Entries with figure data:
>>>>>

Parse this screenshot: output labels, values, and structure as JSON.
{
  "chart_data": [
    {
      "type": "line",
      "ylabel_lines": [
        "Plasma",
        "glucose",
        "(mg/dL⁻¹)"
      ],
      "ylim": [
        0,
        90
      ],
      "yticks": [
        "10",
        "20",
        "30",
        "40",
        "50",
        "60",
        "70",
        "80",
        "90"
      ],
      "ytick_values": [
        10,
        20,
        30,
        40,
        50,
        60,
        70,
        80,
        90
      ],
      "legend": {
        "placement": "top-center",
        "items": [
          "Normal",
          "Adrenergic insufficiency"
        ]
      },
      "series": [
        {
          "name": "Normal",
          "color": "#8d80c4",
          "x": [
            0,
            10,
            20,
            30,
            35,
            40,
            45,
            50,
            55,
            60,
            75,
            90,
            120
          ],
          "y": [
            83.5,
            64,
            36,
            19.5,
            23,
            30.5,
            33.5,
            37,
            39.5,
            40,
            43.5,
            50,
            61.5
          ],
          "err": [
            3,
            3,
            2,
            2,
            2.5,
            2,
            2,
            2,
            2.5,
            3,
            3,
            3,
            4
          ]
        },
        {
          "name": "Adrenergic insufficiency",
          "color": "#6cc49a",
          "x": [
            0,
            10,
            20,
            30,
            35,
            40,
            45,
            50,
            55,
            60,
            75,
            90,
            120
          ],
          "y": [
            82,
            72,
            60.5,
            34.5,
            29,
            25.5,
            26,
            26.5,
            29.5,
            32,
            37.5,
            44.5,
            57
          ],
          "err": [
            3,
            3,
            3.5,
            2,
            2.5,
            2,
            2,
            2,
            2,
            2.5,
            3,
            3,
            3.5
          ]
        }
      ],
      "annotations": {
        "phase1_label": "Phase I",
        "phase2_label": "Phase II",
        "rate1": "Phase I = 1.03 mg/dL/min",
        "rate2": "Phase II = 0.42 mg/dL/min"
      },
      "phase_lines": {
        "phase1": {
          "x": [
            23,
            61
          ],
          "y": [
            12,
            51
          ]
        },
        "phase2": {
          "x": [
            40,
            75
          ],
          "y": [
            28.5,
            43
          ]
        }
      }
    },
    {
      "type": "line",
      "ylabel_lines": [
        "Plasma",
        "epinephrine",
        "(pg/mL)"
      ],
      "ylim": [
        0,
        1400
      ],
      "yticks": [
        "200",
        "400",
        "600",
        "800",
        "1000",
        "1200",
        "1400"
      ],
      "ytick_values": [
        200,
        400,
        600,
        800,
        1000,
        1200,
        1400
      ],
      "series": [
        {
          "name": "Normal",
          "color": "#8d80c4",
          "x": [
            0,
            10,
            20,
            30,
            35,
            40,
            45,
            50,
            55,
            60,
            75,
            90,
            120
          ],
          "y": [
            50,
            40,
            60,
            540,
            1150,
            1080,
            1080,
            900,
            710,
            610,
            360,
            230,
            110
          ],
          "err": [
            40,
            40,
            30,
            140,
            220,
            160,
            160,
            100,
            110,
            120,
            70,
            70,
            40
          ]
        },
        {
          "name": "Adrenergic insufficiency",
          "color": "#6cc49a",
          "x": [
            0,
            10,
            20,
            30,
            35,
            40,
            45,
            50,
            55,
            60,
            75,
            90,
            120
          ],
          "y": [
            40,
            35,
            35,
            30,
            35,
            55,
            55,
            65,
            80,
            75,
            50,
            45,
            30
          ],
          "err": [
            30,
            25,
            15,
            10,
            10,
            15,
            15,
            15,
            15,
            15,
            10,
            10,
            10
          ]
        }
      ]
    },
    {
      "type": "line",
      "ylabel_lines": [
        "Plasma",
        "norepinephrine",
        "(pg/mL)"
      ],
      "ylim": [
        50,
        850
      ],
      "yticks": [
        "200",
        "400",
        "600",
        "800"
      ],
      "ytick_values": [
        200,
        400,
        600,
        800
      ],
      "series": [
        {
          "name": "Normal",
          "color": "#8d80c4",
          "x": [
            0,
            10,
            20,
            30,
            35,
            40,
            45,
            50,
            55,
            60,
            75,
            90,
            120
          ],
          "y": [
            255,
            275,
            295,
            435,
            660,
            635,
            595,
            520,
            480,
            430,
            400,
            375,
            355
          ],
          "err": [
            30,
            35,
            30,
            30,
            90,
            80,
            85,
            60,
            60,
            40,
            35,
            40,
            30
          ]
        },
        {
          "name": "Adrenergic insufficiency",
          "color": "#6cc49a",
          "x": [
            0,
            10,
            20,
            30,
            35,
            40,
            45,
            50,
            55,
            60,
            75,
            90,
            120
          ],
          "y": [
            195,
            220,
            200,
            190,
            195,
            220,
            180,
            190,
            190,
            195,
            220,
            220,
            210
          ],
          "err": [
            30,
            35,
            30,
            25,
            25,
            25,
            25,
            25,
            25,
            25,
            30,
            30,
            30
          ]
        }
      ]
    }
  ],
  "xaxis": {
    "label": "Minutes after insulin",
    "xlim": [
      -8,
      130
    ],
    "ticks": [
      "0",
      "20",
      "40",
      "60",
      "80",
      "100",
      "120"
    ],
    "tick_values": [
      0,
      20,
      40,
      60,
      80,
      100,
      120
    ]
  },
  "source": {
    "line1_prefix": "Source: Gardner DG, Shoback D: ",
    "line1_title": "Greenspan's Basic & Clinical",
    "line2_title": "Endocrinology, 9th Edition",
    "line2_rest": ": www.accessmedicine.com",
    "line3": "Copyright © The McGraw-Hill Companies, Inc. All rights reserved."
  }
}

<<<<<

> _WORK TO BE COMPLETED_
Write out the whole listing again. Match it word for word.

> _WRITTEN RESPONSE_
Parse this screenshot: output labels, values, and structure as JSON.
{
  "chart_data": [
    {
      "type": "line",
      "ylabel_lines": [
        "Plasma",
        "glucose",
        "(mg/dL⁻¹)"
      ],
      "ylim": [
        0,
        90
      ],
      "yticks": [
        "10",
        "20",
        "30",
        "40",
        "50",
        "60",
        "70",
        "80",
        "90"
      ],
      "ytick_values": [
        10,
        20,
        30,
        40,
        50,
        60,
        70,
        80,
        90
      ],
      "legend": {
        "placement": "top-center",
        "items": [
          "Normal",
          "Adrenergic insufficiency"
        ]
      },
      "series": [
        {
          "name": "Normal",
          "color": "#8d80c4",
          "x": [
            0,
            10,
            20,
            30,
            35,
            40,
            45,
            50,
            55,
            60,
            75,
            90,
            120
          ],
          "y": [
            83.5,
            64,
            36,
            19.5,
            23,
            30.5,
            33.5,
            37,
            39.5,
            40,
            43.5,
            50,
            61.5
          ],
          "err": [
            3,
            3,
            2,
            2,
            2.5,
            2,
            2,
            2,
            2.5,
            3,
            3,
            3,
            4
          ]
        },
        {
          "name": "Adrenergic insufficiency",
          "color": "#6cc49a",
          "x": [
            0,
            10,
            20,
            30,
            35,
            40,
            45,
            50,
            55,
            60,
            75,
            90,
            120
          ],
          "y": [
            82,
            72,
            60.5,
            34.5,
            29,
            25.5,
            26,
            26.5,
            29.5,
            32,
            37.5,
            44.5,
            57
          ],
          "err": [
            3,
            3,
            3.5,
            2,
            2.5,
            2,
            2,
            2,
            2,
            2.5,
            3,
            3,
            3.5
          ]
        }
      ],
      "annotations": {
        "phase1_label": "Phase I",
        "phase2_label": "Phase II",
        "rate1": "Phase I = 1.03 mg/dL/min",
        "rate2": "Phase II = 0.42 mg/dL/min"
      },
      "phase_lines": {
        "phase1": {
          "x": [
            23,
            61
          ],
          "y": [
            12,
            51
          ]
        },
        "phase2": {
          "x": [
            40,
            75
          ],
          "y": [
            28.5,
            43
          ]
        }
      }
    },
    {
      "type": "line",
      "ylabel_lines": [
        "Plasma",
        "epinephrine",
        "(pg/mL)"
      ],
      "ylim": [
        0,
        1400
      ],
      "yticks": [
        "200",
        "400",
        "600",
        "800",
        "1000",
        "1200",
        "1400"
      ],
      "ytick_values": [
        200,
        400,
        600,
        800,
        1000,
        1200,
        1400
      ],
      "series": [
        {
          "name": "Normal",
          "color": "#8d80c4",
          "x": [
            0,
            10,
            20,
            30,
            35,
            40,
            45,
            50,
            55,
            60,
            75,
            90,
            120
          ],
          "y": [
            50,
            40,
            60,
            540,
            1150,
            1080,
            1080,
            900,
            710,
            610,
            360,
            230,
            110
          ],
          "err": [
            40,
            40,
            30,
            140,
            220,
            160,
            160,
            100,
            110,
            120,
            70,
            70,
            40
          ]
        },
        {
          "name": "Adrenergic insufficiency",
          "color": "#6cc49a",
          "x": [
            0,
            10,
            20,
            30,
            35,
            40,
            45,
            50,
            55,
            60,
            75,
            90,
            120
          ],
          "y": [
            40,
            35,
            35,
            30,
            35,
            55,
            55,
            65,
            80,
            75,
            50,
            45,
            30
          ],
          "err": [
            30,
            25,
            15,
            10,
            10,
            15,
            15,
            15,
            15,
            15,
            10,
            10,
            10
          ]
        }
      ]
    },
    {
      "type": "line",
      "ylabel_lines": [
        "Plasma",
        "norepinephrine",
        "(pg/mL)"
      ],
      "ylim": [
        50,
        850
      ],
      "yticks": [
        "200",
        "400",
        "600",
        "800"
      ],
      "ytick_values": [
        200,
        400,
        600,
        800
      ],
      "series": [
        {
          "name": "Normal",
          "color": "#8d80c4",
          "x": [
            0,
            10,
            20,
            30,
            35,
            40,
            45,
            50,
            55,
            60,
            75,
            90,
            120
          ],
          "y": [
            255,
            275,
            295,
            435,
            660,
            635,
            595,
            520,
            480,
            430,
            400,
            375,
            355
          ],
          "err": [
            30,
            35,
            30,
            30,
            90,
            80,
            85,
            60,
            60,
            40,
            35,
            40,
            30
          ]
        },
        {
          "name": "Adrenergic insufficiency",
          "color": "#6cc49a",
          "x": [
            0,
            10,
            20,
            30,
            35,
            40,
            45,
            50,
            55,
            60,
            75,
            90,
            120
          ],
          "y": [
            195,
            220,
            200,
            190,
            195,
            220,
            180,
            190,
            190,
            195,
            220,
            220,
            210
          ],
          "err": [
            30,
            35,
            30,
            25,
            25,
            25,
            25,
            25,
            25,
            25,
            30,
            30,
            30
          ]
        }
      ]
    }
  ],
  "xaxis": {
    "label": "Minutes after insulin",
    "xlim": [
      -8,
      130
    ],
    "ticks": [
      "0",
      "20",
      "40",
      "60",
      "80",
      "100",
      "120"
    ],
    "tick_values": [
      0,
      20,
      40,
      60,
      80,
      100,
      120
    ]
  },
  "source": {
    "line1_prefix": "Source: Gardner DG, Shoback D: ",
    "line1_title": "Greenspan's Basic & Clinical",
    "line2_title": "Endocrinology, 9th Edition",
    "line2_rest": ": www.accessmedicine.com",
    "line3": "Copyright © The McGraw-Hill Companies, Inc. All rights reserved."
  }
}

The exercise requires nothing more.